Instruction: Pick out each line in these entries that contains the string "Staffing".

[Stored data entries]
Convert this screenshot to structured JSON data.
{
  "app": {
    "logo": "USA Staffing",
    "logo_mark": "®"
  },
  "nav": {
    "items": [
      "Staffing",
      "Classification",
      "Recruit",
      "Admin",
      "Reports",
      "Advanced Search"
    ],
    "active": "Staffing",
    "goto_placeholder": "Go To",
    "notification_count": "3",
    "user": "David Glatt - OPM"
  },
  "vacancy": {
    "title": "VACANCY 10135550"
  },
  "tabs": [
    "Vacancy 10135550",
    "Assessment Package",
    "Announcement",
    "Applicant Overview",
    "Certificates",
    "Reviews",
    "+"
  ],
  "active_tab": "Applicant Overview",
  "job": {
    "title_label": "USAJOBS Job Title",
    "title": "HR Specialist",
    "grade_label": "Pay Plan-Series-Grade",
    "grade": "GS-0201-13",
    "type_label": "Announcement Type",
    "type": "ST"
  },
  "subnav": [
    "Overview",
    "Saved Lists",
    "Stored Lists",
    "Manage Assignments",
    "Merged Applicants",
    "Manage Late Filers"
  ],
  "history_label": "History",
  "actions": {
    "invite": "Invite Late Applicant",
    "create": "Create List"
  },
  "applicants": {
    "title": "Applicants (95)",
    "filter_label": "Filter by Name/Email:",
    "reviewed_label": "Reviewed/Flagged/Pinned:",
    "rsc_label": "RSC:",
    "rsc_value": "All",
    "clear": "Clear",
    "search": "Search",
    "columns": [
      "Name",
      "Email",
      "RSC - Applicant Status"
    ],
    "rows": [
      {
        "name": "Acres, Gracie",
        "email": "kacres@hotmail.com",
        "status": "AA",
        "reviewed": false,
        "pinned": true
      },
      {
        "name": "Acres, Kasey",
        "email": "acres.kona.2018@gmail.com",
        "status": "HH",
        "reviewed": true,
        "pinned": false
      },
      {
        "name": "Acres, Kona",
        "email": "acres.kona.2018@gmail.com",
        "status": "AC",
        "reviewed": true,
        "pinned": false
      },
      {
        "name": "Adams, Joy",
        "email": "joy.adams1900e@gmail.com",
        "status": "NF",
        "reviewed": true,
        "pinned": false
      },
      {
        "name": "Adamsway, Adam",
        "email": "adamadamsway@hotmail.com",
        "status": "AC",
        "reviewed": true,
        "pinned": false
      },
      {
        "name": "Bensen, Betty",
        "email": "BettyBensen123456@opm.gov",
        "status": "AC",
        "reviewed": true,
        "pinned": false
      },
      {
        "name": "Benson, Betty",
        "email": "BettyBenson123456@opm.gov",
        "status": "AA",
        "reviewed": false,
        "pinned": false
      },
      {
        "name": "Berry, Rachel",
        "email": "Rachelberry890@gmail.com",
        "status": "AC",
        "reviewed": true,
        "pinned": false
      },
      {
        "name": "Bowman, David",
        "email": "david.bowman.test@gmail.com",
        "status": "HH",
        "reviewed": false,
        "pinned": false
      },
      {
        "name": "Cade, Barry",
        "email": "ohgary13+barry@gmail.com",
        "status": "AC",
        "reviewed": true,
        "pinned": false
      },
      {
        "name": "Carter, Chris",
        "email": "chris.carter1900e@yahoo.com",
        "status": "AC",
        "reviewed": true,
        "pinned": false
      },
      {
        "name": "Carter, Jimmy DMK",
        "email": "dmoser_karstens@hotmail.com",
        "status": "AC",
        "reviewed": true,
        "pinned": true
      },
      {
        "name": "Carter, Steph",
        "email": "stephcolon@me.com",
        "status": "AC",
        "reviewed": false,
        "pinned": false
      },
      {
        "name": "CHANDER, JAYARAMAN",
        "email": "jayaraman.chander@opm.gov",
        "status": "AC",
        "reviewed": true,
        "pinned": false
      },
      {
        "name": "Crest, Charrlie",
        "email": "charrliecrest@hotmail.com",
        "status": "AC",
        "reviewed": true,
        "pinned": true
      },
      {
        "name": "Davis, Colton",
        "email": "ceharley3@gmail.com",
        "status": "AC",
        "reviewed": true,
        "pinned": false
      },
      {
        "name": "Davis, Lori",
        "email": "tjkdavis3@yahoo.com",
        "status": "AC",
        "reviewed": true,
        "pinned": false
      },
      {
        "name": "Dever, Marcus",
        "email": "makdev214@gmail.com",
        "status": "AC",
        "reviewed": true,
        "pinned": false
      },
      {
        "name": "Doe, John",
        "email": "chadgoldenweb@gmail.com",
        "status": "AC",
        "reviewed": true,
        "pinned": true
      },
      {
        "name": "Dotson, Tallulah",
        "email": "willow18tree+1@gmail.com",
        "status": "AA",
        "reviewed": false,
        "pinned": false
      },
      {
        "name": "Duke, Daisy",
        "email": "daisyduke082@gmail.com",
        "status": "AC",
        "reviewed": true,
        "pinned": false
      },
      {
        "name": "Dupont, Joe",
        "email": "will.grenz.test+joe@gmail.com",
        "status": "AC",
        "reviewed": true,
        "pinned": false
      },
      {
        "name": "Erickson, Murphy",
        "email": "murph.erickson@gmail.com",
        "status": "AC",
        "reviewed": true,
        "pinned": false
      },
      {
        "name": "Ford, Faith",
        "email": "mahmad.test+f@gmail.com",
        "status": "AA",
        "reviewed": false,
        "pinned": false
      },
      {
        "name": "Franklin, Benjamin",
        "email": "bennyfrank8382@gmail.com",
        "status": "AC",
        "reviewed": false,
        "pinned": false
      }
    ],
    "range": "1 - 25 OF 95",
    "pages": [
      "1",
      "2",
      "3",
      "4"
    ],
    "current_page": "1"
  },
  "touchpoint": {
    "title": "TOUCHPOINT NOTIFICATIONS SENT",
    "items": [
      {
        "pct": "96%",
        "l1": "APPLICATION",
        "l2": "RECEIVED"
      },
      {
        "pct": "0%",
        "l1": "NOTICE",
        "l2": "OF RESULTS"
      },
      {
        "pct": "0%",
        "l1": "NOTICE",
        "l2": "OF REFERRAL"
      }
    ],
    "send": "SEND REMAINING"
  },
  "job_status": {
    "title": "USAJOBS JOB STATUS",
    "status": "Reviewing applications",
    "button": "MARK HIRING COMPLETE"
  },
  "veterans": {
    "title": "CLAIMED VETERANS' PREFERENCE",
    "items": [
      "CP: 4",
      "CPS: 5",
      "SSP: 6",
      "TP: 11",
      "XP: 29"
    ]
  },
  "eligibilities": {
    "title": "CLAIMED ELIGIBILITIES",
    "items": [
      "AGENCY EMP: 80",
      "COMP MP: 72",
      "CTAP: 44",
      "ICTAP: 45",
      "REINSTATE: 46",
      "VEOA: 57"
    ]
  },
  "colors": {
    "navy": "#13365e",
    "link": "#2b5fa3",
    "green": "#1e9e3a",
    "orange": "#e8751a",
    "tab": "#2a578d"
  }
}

Output of the exercise:
    "logo": "USA Staffing",
      "Staffing",
    "active": "Staffing",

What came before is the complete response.